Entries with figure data
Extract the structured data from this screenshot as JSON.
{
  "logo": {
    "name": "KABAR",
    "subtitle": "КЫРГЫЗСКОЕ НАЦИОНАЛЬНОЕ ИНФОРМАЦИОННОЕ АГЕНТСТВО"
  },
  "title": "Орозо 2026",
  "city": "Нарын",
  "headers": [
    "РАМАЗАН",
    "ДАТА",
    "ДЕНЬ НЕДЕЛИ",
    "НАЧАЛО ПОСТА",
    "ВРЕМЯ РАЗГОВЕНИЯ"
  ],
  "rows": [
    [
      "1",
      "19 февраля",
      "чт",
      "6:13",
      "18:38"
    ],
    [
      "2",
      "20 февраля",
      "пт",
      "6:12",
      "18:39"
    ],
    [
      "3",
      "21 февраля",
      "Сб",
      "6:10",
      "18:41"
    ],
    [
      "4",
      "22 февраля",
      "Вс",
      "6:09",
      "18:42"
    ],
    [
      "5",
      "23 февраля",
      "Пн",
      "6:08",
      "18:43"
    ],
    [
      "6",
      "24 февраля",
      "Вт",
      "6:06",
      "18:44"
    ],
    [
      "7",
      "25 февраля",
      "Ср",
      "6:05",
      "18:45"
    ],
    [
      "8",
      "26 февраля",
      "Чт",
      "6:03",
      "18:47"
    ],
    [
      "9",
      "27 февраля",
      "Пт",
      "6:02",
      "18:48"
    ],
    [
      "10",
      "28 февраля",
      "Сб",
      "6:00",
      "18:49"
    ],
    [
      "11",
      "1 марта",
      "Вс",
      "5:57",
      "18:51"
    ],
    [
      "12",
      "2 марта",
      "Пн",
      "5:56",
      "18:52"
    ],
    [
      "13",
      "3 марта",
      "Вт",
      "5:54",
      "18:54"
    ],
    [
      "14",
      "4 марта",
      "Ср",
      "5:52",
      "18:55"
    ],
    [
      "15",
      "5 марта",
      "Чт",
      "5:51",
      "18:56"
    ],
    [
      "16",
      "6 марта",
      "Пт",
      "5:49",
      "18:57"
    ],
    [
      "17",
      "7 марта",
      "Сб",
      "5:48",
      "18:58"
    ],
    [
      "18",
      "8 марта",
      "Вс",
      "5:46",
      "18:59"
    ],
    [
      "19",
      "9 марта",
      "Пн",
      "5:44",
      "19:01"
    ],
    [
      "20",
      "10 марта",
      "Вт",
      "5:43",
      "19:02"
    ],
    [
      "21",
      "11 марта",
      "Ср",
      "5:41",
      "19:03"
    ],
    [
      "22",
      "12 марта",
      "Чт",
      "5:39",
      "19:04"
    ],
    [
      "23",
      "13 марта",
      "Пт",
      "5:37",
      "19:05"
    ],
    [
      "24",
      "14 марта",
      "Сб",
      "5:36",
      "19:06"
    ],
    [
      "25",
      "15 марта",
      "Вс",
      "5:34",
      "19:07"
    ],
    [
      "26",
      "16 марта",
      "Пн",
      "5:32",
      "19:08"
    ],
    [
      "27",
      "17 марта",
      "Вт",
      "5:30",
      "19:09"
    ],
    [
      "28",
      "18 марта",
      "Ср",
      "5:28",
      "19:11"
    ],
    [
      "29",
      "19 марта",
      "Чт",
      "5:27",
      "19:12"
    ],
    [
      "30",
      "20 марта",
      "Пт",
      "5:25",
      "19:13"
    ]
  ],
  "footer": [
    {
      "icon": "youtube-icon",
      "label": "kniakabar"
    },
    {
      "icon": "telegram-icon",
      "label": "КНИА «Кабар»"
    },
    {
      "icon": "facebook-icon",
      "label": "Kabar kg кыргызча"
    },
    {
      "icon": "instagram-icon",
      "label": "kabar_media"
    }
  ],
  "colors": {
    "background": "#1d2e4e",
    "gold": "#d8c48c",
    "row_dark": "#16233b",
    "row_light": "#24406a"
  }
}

TASK TO COMPLETE: Please quote every record above exactly as it appears.

EXERCISE RESULT:
Extract the structured data from this screenshot as JSON.
{
  "logo": {
    "name": "KABAR",
    "subtitle": "КЫРГЫЗСКОЕ НАЦИОНАЛЬНОЕ ИНФОРМАЦИОННОЕ АГЕНТСТВО"
  },
  "title": "Орозо 2026",
  "city": "Нарын",
  "headers": [
    "РАМАЗАН",
    "ДАТА",
    "ДЕНЬ НЕДЕЛИ",
    "НАЧАЛО ПОСТА",
    "ВРЕМЯ РАЗГОВЕНИЯ"
  ],
  "rows": [
    [
      "1",
      "19 февраля",
      "чт",
      "6:13",
      "18:38"
    ],
    [
      "2",
      "20 февраля",
      "пт",
      "6:12",
      "18:39"
    ],
    [
      "3",
      "21 февраля",
      "Сб",
      "6:10",
      "18:41"
    ],
    [
      "4",
      "22 февраля",
      "Вс",
      "6:09",
      "18:42"
    ],
    [
      "5",
      "23 февраля",
      "Пн",
      "6:08",
      "18:43"
    ],
    [
      "6",
      "24 февраля",
      "Вт",
      "6:06",
      "18:44"
    ],
    [
      "7",
      "25 февраля",
      "Ср",
      "6:05",
      "18:45"
    ],
    [
      "8",
      "26 февраля",
      "Чт",
      "6:03",
      "18:47"
    ],
    [
      "9",
      "27 февраля",
      "Пт",
      "6:02",
      "18:48"
    ],
    [
      "10",
      "28 февраля",
      "Сб",
      "6:00",
      "18:49"
    ],
    [
      "11",
      "1 марта",
      "Вс",
      "5:57",
      "18:51"
    ],
    [
      "12",
      "2 марта",
      "Пн",
      "5:56",
      "18:52"
    ],
    [
      "13",
      "3 марта",
      "Вт",
      "5:54",
      "18:54"
    ],
    [
      "14",
      "4 марта",
      "Ср",
      "5:52",
      "18:55"
    ],
    [
      "15",
      "5 марта",
      "Чт",
      "5:51",
      "18:56"
    ],
    [
      "16",
      "6 марта",
      "Пт",
      "5:49",
      "18:57"
    ],
    [
      "17",
      "7 марта",
      "Сб",
      "5:48",
      "18:58"
    ],
    [
      "18",
      "8 марта",
      "Вс",
      "5:46",
      "18:59"
    ],
    [
      "19",
      "9 марта",
      "Пн",
      "5:44",
      "19:01"
    ],
    [
      "20",
      "10 марта",
      "Вт",
      "5:43",
      "19:02"
    ],
    [
      "21",
      "11 марта",
      "Ср",
      "5:41",
      "19:03"
    ],
    [
      "22",
      "12 марта",
      "Чт",
      "5:39",
      "19:04"
    ],
    [
      "23",
      "13 марта",
      "Пт",
      "5:37",
      "19:05"
    ],
    [
      "24",
      "14 марта",
      "Сб",
      "5:36",
      "19:06"
    ],
    [
      "25",
      "15 марта",
      "Вс",
      "5:34",
      "19:07"
    ],
    [
      "26",
      "16 марта",
      "Пн",
      "5:32",
      "19:08"
    ],
    [
      "27",
      "17 марта",
      "Вт",
      "5:30",
      "19:09"
    ],
    [
      "28",
      "18 марта",
      "Ср",
      "5:28",
      "19:11"
    ],
    [
      "29",
      "19 марта",
      "Чт",
      "5:27",
      "19:12"
    ],
    [
      "30",
      "20 марта",
      "Пт",
      "5:25",
      "19:13"
    ]
  ],
  "footer": [
    {
      "icon": "youtube-icon",
      "label": "kniakabar"
    },
    {
      "icon": "telegram-icon",
      "label": "КНИА «Кабар»"
    },
    {
      "icon": "facebook-icon",
      "label": "Kabar kg кыргызча"
    },
    {
      "icon": "instagram-icon",
      "label": "kabar_media"
    }
  ],
  "colors": {
    "background": "#1d2e4e",
    "gold": "#d8c48c",
    "row_dark": "#16233b",
    "row_light": "#24406a"
  }
}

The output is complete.